DOCUMENT EXCERPT –
- - - - - - -

Note that under OP's assumption, $\alpha c_1+c_2\leq 0$ and $$ \begin{aligned}C-\sum_{i=1}^n \frac 1i \left[\alpha c_1 + (1-\frac{\alpha}i)c_2 \right] &= C+\alpha c_2\sum_{i=1}^n \frac 1{i^2}+|\alpha c_1+c_2|\sum_{i=1}^n \frac 1i\\ &\geq C+\alpha c_2 + |\alpha c_1+c_2| \log(n+1) \end{aligned}$$

One also has $\sum_{i=1}^n \left(\frac{c_2}i -c_1 \right)^2\leq 2\sum_{i=1}^n \frac{c_2^2}{i^2} + 2c_1^2n\leq 4c_2^2 + 2c_1^2n$, hence the bound $$P(S_n>C)\leq \exp\left(\frac{-2[|\alpha c_1+c_2| \log(n+1)+ C+\alpha c_2]^2}{2c_1^2n + 4c_2^2} \right)$$ The argument of $\exp$ is asymptotically $\displaystyle \sim \frac{-2(\alpha c_1+c_2)^2}{2c_1^2} \frac{\log^2 n}{n}$, so the RHS of the bound goes to $1$, and this is not a concentration bound.

- - - - - - -

GOALS –
A – Quote the excerpt on the probability bound from "Note that under" to "a concentration bound.".
B – In the excerpt on the probability bound, what value does the right-hand side of the bound go to?

Raw records –
- - - - - - -

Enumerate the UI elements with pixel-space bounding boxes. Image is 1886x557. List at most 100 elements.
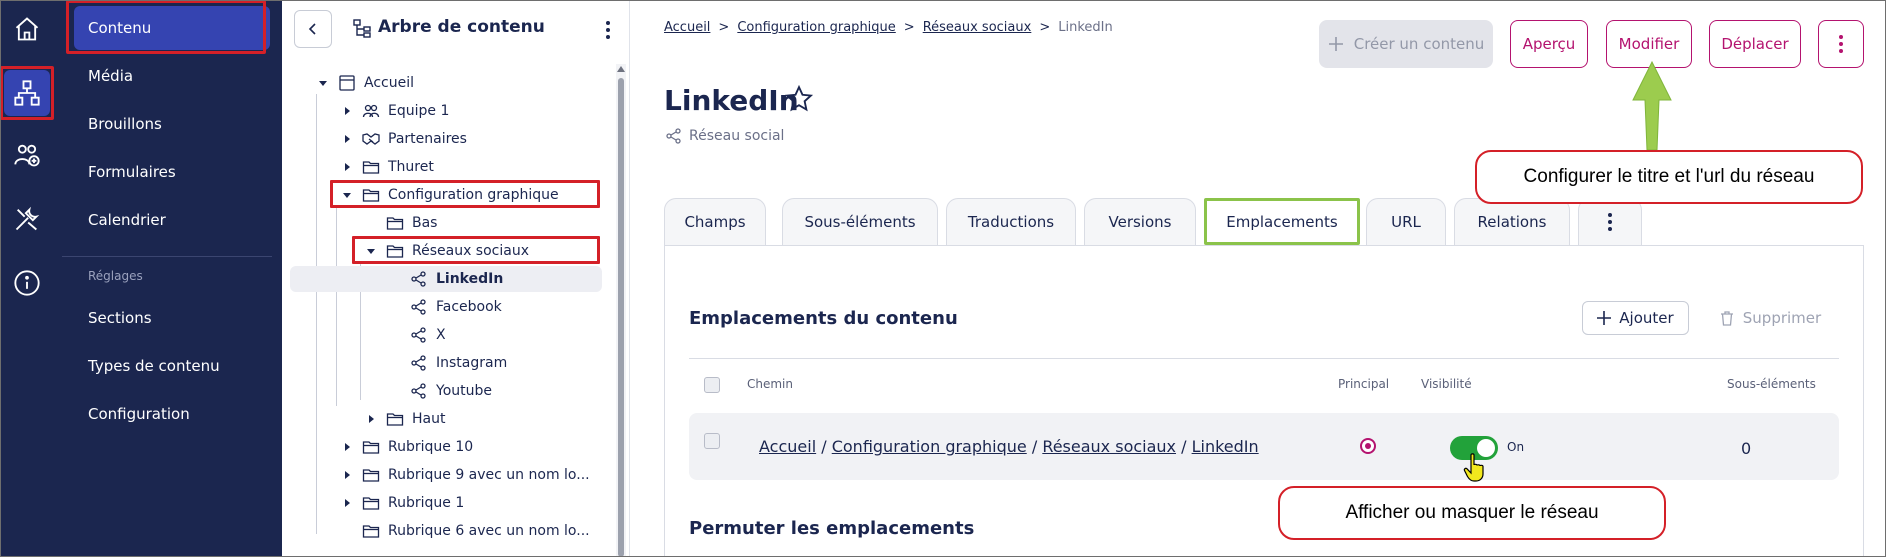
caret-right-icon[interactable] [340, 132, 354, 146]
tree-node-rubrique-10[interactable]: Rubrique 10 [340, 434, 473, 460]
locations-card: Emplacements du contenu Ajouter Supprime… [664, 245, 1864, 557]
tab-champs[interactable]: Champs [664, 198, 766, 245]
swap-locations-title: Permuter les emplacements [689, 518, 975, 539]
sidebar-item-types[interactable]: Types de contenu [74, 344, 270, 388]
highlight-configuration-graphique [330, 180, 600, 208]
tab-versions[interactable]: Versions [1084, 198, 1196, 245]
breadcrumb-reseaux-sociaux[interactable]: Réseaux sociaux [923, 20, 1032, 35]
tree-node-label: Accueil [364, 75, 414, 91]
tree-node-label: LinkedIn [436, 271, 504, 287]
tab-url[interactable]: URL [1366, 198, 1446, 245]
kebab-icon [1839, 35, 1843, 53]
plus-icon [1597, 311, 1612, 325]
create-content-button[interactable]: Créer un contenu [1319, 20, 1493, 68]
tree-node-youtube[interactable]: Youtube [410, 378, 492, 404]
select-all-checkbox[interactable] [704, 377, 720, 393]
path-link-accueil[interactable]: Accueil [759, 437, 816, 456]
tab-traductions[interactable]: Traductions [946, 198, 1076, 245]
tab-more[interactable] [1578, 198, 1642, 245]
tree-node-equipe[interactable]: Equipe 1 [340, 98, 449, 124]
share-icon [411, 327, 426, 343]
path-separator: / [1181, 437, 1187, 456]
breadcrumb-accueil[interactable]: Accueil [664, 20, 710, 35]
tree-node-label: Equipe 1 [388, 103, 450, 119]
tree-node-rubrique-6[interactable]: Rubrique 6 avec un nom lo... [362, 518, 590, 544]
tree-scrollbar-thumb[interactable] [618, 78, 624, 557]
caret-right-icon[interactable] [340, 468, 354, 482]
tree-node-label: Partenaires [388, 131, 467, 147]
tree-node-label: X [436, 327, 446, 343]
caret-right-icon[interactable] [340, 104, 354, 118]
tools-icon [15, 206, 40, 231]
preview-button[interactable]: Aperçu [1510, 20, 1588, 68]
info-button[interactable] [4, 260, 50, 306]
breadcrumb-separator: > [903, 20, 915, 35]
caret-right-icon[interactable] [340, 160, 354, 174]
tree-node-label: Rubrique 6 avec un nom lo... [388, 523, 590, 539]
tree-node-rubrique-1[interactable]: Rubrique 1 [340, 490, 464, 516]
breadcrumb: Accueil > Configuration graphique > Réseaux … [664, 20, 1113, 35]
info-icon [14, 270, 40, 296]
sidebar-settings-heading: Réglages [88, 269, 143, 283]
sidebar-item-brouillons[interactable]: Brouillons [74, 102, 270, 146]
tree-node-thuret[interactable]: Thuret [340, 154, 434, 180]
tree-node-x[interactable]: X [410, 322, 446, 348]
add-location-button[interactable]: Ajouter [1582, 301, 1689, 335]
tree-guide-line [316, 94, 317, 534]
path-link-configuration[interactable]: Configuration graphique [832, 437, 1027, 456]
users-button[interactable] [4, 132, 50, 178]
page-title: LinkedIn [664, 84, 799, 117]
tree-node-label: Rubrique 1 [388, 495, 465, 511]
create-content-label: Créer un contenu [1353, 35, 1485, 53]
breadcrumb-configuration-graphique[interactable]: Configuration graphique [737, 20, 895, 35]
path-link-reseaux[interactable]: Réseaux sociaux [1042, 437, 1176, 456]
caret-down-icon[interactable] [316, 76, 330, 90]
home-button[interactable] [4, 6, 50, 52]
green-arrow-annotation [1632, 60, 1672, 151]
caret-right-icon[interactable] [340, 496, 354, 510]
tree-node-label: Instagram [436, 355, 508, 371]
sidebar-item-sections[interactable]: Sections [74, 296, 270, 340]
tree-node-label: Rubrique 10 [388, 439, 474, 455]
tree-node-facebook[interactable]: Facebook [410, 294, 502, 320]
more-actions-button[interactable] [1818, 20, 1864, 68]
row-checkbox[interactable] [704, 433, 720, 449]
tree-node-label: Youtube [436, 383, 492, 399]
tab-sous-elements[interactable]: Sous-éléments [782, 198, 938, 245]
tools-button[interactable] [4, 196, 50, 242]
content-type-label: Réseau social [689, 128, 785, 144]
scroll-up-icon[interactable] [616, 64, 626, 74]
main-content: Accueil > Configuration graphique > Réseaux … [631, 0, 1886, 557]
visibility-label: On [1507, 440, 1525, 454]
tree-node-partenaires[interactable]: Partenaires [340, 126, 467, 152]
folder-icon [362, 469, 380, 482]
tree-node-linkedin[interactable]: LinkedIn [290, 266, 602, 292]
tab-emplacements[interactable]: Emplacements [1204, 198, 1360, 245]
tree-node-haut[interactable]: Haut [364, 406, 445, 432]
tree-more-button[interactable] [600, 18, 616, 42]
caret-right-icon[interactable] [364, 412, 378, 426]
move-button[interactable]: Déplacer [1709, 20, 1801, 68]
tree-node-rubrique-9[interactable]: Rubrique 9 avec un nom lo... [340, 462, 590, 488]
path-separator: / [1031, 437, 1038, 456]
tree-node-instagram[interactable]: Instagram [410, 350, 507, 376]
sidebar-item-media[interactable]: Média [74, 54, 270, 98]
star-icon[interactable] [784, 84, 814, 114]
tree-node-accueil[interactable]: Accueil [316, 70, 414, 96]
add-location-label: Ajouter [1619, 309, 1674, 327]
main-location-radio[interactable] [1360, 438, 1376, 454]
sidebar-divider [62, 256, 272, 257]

- - - - - - -

WRITTEN RESPONSES –
A –
Note that under OP's assumption, $\alpha c_1+c_2\leq 0$ and $$ \begin{aligned}C-\sum_{i=1}^n \frac 1i \left[\alpha c_1 + (1-\frac{\alpha}i)c_2 \right] &= C+\alpha c_2\sum_{i=1}^n \frac 1{i^2}+|\alpha c_1+c_2|\sum_{i=1}^n \frac 1i\\ &\geq C+\alpha c_2 + |\alpha c_1+c_2| \log(n+1) \end{aligned}$$

One also has $\sum_{i=1}^n \left(\frac{c_2}i -c_1 \right)^2\leq 2\sum_{i=1}^n \frac{c_2^2}{i^2} + 2c_1^2n\leq 4c_2^2 + 2c_1^2n$, hence the bound $$P(S_n>C)\leq \exp\left(\frac{-2[|\alpha c_1+c_2| \log(n+1)+ C+\alpha c_2]^2}{2c_1^2n + 4c_2^2} \right)$$ The argument of $\exp$ is asymptotically $\displaystyle \sim \frac{-2(\alpha c_1+c_2)^2}{2c_1^2} \frac{\log^2 n}{n}$, so the RHS of the bound goes to $1$, and this is not a concentration bound.

B – It goes to 1, so it is not a concentration bound.